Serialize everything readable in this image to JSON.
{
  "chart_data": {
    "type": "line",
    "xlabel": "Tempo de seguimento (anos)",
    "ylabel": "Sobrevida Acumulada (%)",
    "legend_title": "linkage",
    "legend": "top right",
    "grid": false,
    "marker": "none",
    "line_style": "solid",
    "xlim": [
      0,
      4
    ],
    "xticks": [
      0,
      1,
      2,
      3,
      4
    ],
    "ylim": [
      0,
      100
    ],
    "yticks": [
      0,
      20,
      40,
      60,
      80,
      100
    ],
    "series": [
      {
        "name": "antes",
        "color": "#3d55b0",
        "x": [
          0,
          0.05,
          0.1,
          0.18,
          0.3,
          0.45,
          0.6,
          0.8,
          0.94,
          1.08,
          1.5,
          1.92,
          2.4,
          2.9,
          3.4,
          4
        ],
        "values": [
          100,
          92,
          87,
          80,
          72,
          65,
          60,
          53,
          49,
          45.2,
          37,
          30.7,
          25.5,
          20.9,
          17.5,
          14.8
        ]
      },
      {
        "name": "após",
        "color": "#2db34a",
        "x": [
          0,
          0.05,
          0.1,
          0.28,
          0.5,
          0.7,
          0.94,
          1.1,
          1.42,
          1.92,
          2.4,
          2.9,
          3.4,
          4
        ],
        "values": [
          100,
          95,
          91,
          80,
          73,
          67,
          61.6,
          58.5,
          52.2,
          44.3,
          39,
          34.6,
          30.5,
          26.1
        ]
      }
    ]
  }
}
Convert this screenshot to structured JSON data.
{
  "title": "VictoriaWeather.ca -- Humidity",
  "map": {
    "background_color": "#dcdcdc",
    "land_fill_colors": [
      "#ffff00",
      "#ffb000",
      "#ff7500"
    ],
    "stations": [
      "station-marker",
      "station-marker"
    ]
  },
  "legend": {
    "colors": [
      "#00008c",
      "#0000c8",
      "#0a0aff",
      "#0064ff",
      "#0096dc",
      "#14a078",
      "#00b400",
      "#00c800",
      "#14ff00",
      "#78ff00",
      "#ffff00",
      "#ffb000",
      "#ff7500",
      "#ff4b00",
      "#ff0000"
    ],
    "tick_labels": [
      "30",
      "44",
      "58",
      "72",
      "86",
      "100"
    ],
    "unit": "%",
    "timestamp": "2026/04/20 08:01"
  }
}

TASK PROMPT: Write out the material exactly as given.

COMPLETED TASK:
Serialize everything readable in this image to JSON.
{
  "chart_data": {
    "type": "line",
    "xlabel": "Tempo de seguimento (anos)",
    "ylabel": "Sobrevida Acumulada (%)",
    "legend_title": "linkage",
    "legend": "top right",
    "grid": false,
    "marker": "none",
    "line_style": "solid",
    "xlim": [
      0,
      4
    ],
    "xticks": [
      0,
      1,
      2,
      3,
      4
    ],
    "ylim": [
      0,
      100
    ],
    "yticks": [
      0,
      20,
      40,
      60,
      80,
      100
    ],
    "series": [
      {
        "name": "antes",
        "color": "#3d55b0",
        "x": [
          0,
          0.05,
          0.1,
          0.18,
          0.3,
          0.45,
          0.6,
          0.8,
          0.94,
          1.08,
          1.5,
          1.92,
          2.4,
          2.9,
          3.4,
          4
        ],
        "values": [
          100,
          92,
          87,
          80,
          72,
          65,
          60,
          53,
          49,
          45.2,
          37,
          30.7,
          25.5,
          20.9,
          17.5,
          14.8
        ]
      },
      {
        "name": "após",
        "color": "#2db34a",
        "x": [
          0,
          0.05,
          0.1,
          0.28,
          0.5,
          0.7,
          0.94,
          1.1,
          1.42,
          1.92,
          2.4,
          2.9,
          3.4,
          4
        ],
        "values": [
          100,
          95,
          91,
          80,
          73,
          67,
          61.6,
          58.5,
          52.2,
          44.3,
          39,
          34.6,
          30.5,
          26.1
        ]
      }
    ]
  }
}
Convert this screenshot to structured JSON data.
{
  "title": "VictoriaWeather.ca -- Humidity",
  "map": {
    "background_color": "#dcdcdc",
    "land_fill_colors": [
      "#ffff00",
      "#ffb000",
      "#ff7500"
    ],
    "stations": [
      "station-marker",
      "station-marker"
    ]
  },
  "legend": {
    "colors": [
      "#00008c",
      "#0000c8",
      "#0a0aff",
      "#0064ff",
      "#0096dc",
      "#14a078",
      "#00b400",
      "#00c800",
      "#14ff00",
      "#78ff00",
      "#ffff00",
      "#ffb000",
      "#ff7500",
      "#ff4b00",
      "#ff0000"
    ],
    "tick_labels": [
      "30",
      "44",
      "58",
      "72",
      "86",
      "100"
    ],
    "unit": "%",
    "timestamp": "2026/04/20 08:01"
  }
}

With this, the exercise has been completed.